Objective:
Scan the lines below; pull out those with "Lake".

## Start

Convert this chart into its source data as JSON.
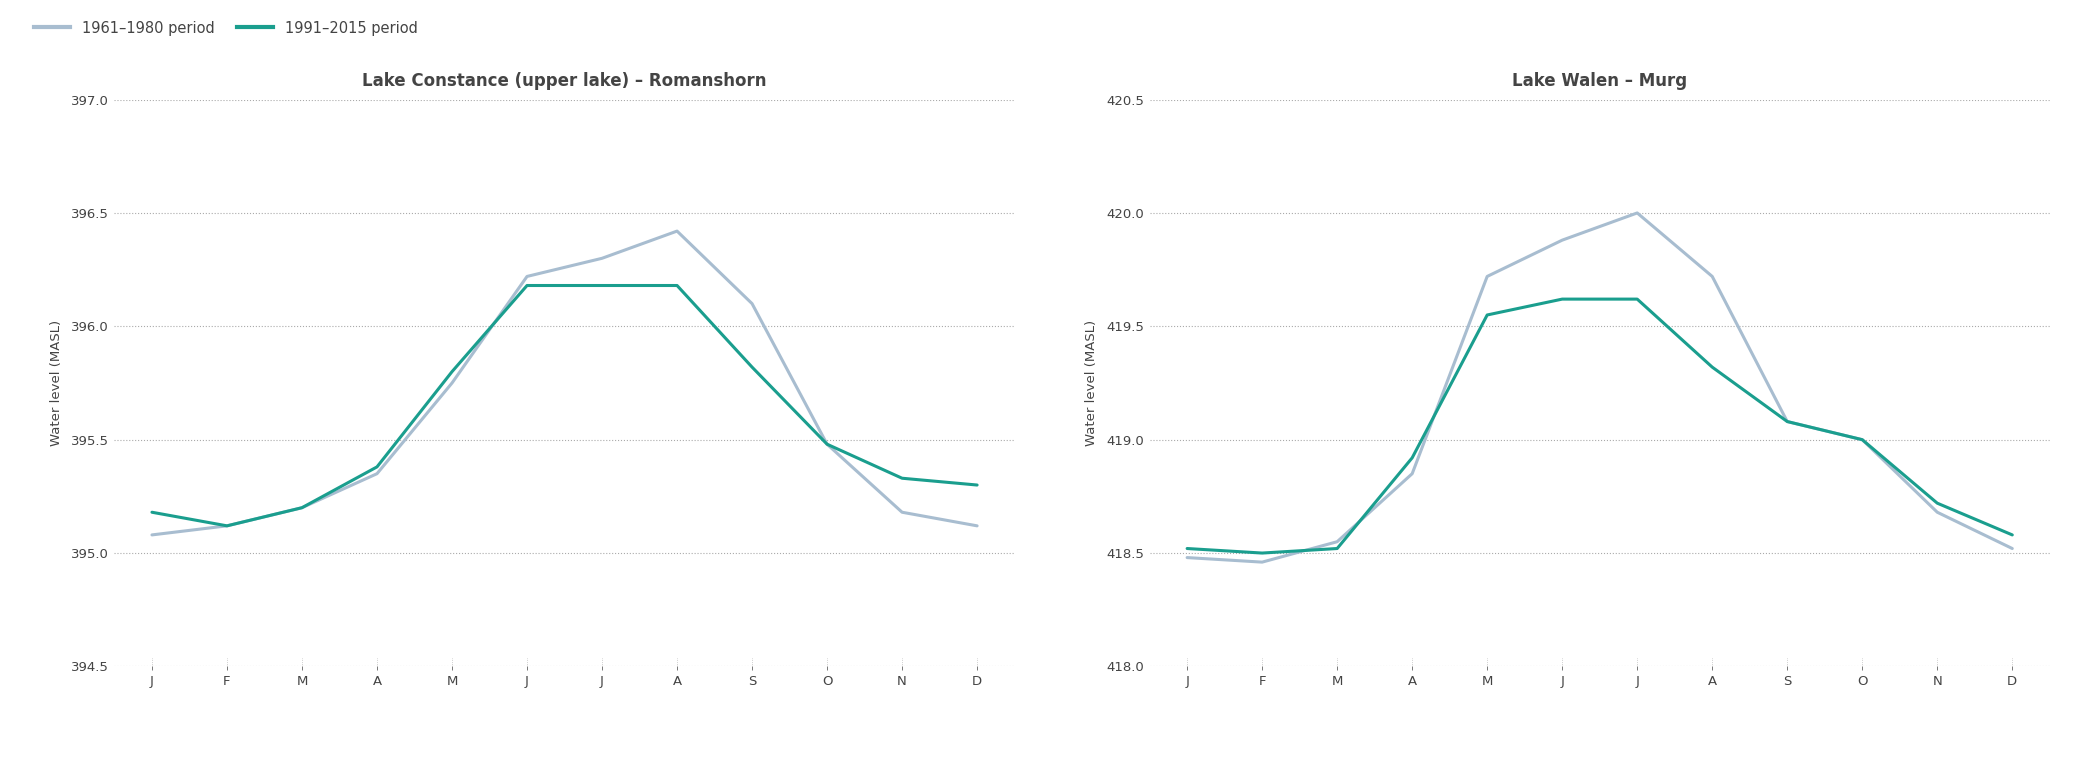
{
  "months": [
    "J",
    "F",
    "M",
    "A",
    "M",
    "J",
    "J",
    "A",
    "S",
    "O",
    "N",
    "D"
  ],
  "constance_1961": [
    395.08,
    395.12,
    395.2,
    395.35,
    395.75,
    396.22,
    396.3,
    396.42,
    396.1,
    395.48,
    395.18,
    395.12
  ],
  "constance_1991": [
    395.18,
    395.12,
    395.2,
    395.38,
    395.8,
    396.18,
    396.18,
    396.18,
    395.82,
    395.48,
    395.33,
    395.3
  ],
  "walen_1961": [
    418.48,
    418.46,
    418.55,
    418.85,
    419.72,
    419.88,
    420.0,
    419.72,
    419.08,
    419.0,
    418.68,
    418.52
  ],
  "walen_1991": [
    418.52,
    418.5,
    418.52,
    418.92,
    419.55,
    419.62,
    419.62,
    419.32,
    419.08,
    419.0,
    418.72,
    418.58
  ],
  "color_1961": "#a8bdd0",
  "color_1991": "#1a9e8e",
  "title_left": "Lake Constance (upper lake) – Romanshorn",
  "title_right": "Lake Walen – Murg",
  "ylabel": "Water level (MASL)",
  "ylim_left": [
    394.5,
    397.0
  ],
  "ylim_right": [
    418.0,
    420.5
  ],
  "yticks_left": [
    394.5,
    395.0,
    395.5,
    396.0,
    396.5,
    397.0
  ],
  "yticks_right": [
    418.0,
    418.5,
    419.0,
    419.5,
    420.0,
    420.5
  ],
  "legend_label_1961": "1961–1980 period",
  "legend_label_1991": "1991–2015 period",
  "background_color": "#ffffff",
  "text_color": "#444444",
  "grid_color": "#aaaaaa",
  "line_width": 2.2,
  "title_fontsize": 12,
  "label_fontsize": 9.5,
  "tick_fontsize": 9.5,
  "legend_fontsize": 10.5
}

## End

Written reply:
  "title_left": "Lake Constance (upper lake) – Romanshorn",
  "title_right": "Lake Walen – Murg",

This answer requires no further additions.